>> Start Records shown

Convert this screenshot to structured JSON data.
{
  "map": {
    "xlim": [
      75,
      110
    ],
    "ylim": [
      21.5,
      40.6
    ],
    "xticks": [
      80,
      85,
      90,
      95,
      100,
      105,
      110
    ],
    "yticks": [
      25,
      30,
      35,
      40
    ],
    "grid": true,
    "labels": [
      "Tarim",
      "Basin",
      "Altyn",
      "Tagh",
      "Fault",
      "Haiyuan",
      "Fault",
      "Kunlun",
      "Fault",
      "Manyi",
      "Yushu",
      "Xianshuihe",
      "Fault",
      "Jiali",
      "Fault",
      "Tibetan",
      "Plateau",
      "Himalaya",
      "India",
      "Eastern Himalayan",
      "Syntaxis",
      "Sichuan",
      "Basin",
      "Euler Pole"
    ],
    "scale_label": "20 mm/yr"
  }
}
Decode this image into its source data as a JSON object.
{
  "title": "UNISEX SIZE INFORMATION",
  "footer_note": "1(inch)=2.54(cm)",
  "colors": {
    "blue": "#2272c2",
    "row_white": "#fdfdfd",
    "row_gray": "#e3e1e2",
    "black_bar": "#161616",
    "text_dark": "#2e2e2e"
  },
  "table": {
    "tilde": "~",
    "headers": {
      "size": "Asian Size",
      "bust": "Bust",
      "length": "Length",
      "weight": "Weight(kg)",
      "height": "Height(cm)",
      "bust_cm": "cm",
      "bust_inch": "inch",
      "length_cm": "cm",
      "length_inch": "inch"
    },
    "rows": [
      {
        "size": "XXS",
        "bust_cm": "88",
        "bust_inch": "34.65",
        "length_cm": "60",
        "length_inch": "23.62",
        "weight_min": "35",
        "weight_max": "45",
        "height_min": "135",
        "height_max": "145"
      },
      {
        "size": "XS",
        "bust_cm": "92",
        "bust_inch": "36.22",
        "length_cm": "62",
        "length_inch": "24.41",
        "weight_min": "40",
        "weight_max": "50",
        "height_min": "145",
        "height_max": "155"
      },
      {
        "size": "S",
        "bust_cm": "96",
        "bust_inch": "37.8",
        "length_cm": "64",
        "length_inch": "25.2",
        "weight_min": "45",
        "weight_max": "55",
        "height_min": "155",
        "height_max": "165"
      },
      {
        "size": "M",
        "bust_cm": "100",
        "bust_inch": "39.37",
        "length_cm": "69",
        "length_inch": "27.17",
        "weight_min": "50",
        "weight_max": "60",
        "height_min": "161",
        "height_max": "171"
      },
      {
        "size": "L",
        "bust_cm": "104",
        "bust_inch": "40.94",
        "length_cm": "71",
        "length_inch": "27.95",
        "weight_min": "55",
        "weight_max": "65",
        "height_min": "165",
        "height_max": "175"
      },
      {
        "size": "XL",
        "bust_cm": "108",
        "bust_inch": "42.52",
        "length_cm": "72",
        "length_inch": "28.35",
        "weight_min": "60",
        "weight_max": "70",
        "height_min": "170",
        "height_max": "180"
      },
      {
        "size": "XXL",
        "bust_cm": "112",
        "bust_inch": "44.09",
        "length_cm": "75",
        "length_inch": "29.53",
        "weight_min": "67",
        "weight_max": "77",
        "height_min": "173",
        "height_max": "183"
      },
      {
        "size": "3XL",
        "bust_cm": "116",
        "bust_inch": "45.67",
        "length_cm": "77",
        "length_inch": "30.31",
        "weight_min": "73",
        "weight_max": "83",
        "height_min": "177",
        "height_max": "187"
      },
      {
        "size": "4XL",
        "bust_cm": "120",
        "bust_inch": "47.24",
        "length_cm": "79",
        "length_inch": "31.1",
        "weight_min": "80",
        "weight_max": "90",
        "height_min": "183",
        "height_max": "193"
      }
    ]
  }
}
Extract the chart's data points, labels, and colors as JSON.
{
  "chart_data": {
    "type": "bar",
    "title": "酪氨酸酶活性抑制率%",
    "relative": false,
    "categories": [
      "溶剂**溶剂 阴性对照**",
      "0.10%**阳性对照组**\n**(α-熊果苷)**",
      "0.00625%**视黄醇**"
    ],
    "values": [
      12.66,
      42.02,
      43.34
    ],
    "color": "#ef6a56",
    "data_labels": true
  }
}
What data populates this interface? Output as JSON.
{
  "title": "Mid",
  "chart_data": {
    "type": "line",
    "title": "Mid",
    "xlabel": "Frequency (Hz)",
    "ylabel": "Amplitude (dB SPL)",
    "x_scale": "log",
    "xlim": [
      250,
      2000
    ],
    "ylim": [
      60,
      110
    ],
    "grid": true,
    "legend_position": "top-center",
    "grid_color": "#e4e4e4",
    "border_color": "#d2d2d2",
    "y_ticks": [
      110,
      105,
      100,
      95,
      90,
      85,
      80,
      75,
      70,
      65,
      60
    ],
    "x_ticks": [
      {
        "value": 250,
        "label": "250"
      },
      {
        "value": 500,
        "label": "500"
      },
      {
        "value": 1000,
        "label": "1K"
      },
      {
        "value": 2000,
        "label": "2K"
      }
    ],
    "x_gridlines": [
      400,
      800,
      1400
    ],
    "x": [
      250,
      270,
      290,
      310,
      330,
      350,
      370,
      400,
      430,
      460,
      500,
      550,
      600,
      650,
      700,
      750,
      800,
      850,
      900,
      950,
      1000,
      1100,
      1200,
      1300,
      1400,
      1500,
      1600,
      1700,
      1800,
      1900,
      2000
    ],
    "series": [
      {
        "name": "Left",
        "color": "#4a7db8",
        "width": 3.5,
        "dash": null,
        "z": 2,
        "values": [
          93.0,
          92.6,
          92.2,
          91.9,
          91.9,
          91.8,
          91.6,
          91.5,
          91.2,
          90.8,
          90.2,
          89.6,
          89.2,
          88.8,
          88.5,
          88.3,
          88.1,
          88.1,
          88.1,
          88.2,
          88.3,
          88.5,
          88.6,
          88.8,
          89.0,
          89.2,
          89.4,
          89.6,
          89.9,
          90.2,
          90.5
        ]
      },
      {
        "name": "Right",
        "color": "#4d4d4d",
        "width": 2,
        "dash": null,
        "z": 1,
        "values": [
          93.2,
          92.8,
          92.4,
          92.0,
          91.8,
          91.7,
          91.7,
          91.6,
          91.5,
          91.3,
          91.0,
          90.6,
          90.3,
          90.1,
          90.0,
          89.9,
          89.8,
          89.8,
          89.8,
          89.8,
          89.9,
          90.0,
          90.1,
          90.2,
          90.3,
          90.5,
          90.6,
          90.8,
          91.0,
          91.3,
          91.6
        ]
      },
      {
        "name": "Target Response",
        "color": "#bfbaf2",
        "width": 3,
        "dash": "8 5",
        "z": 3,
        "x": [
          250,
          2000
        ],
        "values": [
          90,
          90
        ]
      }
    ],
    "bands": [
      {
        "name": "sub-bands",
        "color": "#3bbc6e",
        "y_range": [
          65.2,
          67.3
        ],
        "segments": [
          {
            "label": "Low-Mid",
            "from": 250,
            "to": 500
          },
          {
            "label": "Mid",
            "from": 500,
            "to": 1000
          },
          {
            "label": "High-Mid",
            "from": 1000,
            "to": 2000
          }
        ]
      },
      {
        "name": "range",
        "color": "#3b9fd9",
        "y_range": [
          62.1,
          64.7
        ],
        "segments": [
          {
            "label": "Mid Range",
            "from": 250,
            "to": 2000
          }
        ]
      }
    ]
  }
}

>> End Records shown

* Your task *
Each record above must be given again exactly.

* Full solution *
Convert this screenshot to structured JSON data.
{
  "map": {
    "xlim": [
      75,
      110
    ],
    "ylim": [
      21.5,
      40.6
    ],
    "xticks": [
      80,
      85,
      90,
      95,
      100,
      105,
      110
    ],
    "yticks": [
      25,
      30,
      35,
      40
    ],
    "grid": true,
    "labels": [
      "Tarim",
      "Basin",
      "Altyn",
      "Tagh",
      "Fault",
      "Haiyuan",
      "Fault",
      "Kunlun",
      "Fault",
      "Manyi",
      "Yushu",
      "Xianshuihe",
      "Fault",
      "Jiali",
      "Fault",
      "Tibetan",
      "Plateau",
      "Himalaya",
      "India",
      "Eastern Himalayan",
      "Syntaxis",
      "Sichuan",
      "Basin",
      "Euler Pole"
    ],
    "scale_label": "20 mm/yr"
  }
}
Decode this image into its source data as a JSON object.
{
  "title": "UNISEX SIZE INFORMATION",
  "footer_note": "1(inch)=2.54(cm)",
  "colors": {
    "blue": "#2272c2",
    "row_white": "#fdfdfd",
    "row_gray": "#e3e1e2",
    "black_bar": "#161616",
    "text_dark": "#2e2e2e"
  },
  "table": {
    "tilde": "~",
    "headers": {
      "size": "Asian Size",
      "bust": "Bust",
      "length": "Length",
      "weight": "Weight(kg)",
      "height": "Height(cm)",
      "bust_cm": "cm",
      "bust_inch": "inch",
      "length_cm": "cm",
      "length_inch": "inch"
    },
    "rows": [
      {
        "size": "XXS",
        "bust_cm": "88",
        "bust_inch": "34.65",
        "length_cm": "60",
        "length_inch": "23.62",
        "weight_min": "35",
        "weight_max": "45",
        "height_min": "135",
        "height_max": "145"
      },
      {
        "size": "XS",
        "bust_cm": "92",
        "bust_inch": "36.22",
        "length_cm": "62",
        "length_inch": "24.41",
        "weight_min": "40",
        "weight_max": "50",
        "height_min": "145",
        "height_max": "155"
      },
      {
        "size": "S",
        "bust_cm": "96",
        "bust_inch": "37.8",
        "length_cm": "64",
        "length_inch": "25.2",
        "weight_min": "45",
        "weight_max": "55",
        "height_min": "155",
        "height_max": "165"
      },
      {
        "size": "M",
        "bust_cm": "100",
        "bust_inch": "39.37",
        "length_cm": "69",
        "length_inch": "27.17",
        "weight_min": "50",
        "weight_max": "60",
        "height_min": "161",
        "height_max": "171"
      },
      {
        "size": "L",
        "bust_cm": "104",
        "bust_inch": "40.94",
        "length_cm": "71",
        "length_inch": "27.95",
        "weight_min": "55",
        "weight_max": "65",
        "height_min": "165",
        "height_max": "175"
      },
      {
        "size": "XL",
        "bust_cm": "108",
        "bust_inch": "42.52",
        "length_cm": "72",
        "length_inch": "28.35",
        "weight_min": "60",
        "weight_max": "70",
        "height_min": "170",
        "height_max": "180"
      },
      {
        "size": "XXL",
        "bust_cm": "112",
        "bust_inch": "44.09",
        "length_cm": "75",
        "length_inch": "29.53",
        "weight_min": "67",
        "weight_max": "77",
        "height_min": "173",
        "height_max": "183"
      },
      {
        "size": "3XL",
        "bust_cm": "116",
        "bust_inch": "45.67",
        "length_cm": "77",
        "length_inch": "30.31",
        "weight_min": "73",
        "weight_max": "83",
        "height_min": "177",
        "height_max": "187"
      },
      {
        "size": "4XL",
        "bust_cm": "120",
        "bust_inch": "47.24",
        "length_cm": "79",
        "length_inch": "31.1",
        "weight_min": "80",
        "weight_max": "90",
        "height_min": "183",
        "height_max": "193"
      }
    ]
  }
}
Extract the chart's data points, labels, and colors as JSON.
{
  "chart_data": {
    "type": "bar",
    "title": "酪氨酸酶活性抑制率%",
    "relative": false,
    "categories": [
      "溶剂**溶剂 阴性对照**",
      "0.10%**阳性对照组**\n**(α-熊果苷)**",
      "0.00625%**视黄醇**"
    ],
    "values": [
      12.66,
      42.02,
      43.34
    ],
    "color": "#ef6a56",
    "data_labels": true
  }
}
What data populates this interface? Output as JSON.
{
  "title": "Mid",
  "chart_data": {
    "type": "line",
    "title": "Mid",
    "xlabel": "Frequency (Hz)",
    "ylabel": "Amplitude (dB SPL)",
    "x_scale": "log",
    "xlim": [
      250,
      2000
    ],
    "ylim": [
      60,
      110
    ],
    "grid": true,
    "legend_position": "top-center",
    "grid_color": "#e4e4e4",
    "border_color": "#d2d2d2",
    "y_ticks": [
      110,
      105,
      100,
      95,
      90,
      85,
      80,
      75,
      70,
      65,
      60
    ],
    "x_ticks": [
      {
        "value": 250,
        "label": "250"
      },
      {
        "value": 500,
        "label": "500"
      },
      {
        "value": 1000,
        "label": "1K"
      },
      {
        "value": 2000,
        "label": "2K"
      }
    ],
    "x_gridlines": [
      400,
      800,
      1400
    ],
    "x": [
      250,
      270,
      290,
      310,
      330,
      350,
      370,
      400,
      430,
      460,
      500,
      550,
      600,
      650,
      700,
      750,
      800,
      850,
      900,
      950,
      1000,
      1100,
      1200,
      1300,
      1400,
      1500,
      1600,
      1700,
      1800,
      1900,
      2000
    ],
    "series": [
      {
        "name": "Left",
        "color": "#4a7db8",
        "width": 3.5,
        "dash": null,
        "z": 2,
        "values": [
          93.0,
          92.6,
          92.2,
          91.9,
          91.9,
          91.8,
          91.6,
          91.5,
          91.2,
          90.8,
          90.2,
          89.6,
          89.2,
          88.8,
          88.5,
          88.3,
          88.1,
          88.1,
          88.1,
          88.2,
          88.3,
          88.5,
          88.6,
          88.8,
          89.0,
          89.2,
          89.4,
          89.6,
          89.9,
          90.2,
          90.5
        ]
      },
      {
        "name": "Right",
        "color": "#4d4d4d",
        "width": 2,
        "dash": null,
        "z": 1,
        "values": [
          93.2,
          92.8,
          92.4,
          92.0,
          91.8,
          91.7,
          91.7,
          91.6,
          91.5,
          91.3,
          91.0,
          90.6,
          90.3,
          90.1,
          90.0,
          89.9,
          89.8,
          89.8,
          89.8,
          89.8,
          89.9,
          90.0,
          90.1,
          90.2,
          90.3,
          90.5,
          90.6,
          90.8,
          91.0,
          91.3,
          91.6
        ]
      },
      {
        "name": "Target Response",
        "color": "#bfbaf2",
        "width": 3,
        "dash": "8 5",
        "z": 3,
        "x": [
          250,
          2000
        ],
        "values": [
          90,
          90
        ]
      }
    ],
    "bands": [
      {
        "name": "sub-bands",
        "color": "#3bbc6e",
        "y_range": [
          65.2,
          67.3
        ],
        "segments": [
          {
            "label": "Low-Mid",
            "from": 250,
            "to": 500
          },
          {
            "label": "Mid",
            "from": 500,
            "to": 1000
          },
          {
            "label": "High-Mid",
            "from": 1000,
            "to": 2000
          }
        ]
      },
      {
        "name": "range",
        "color": "#3b9fd9",
        "y_range": [
          62.1,
          64.7
        ],
        "segments": [
          {
            "label": "Mid Range",
            "from": 250,
            "to": 2000
          }
        ]
      }
    ]
  }
}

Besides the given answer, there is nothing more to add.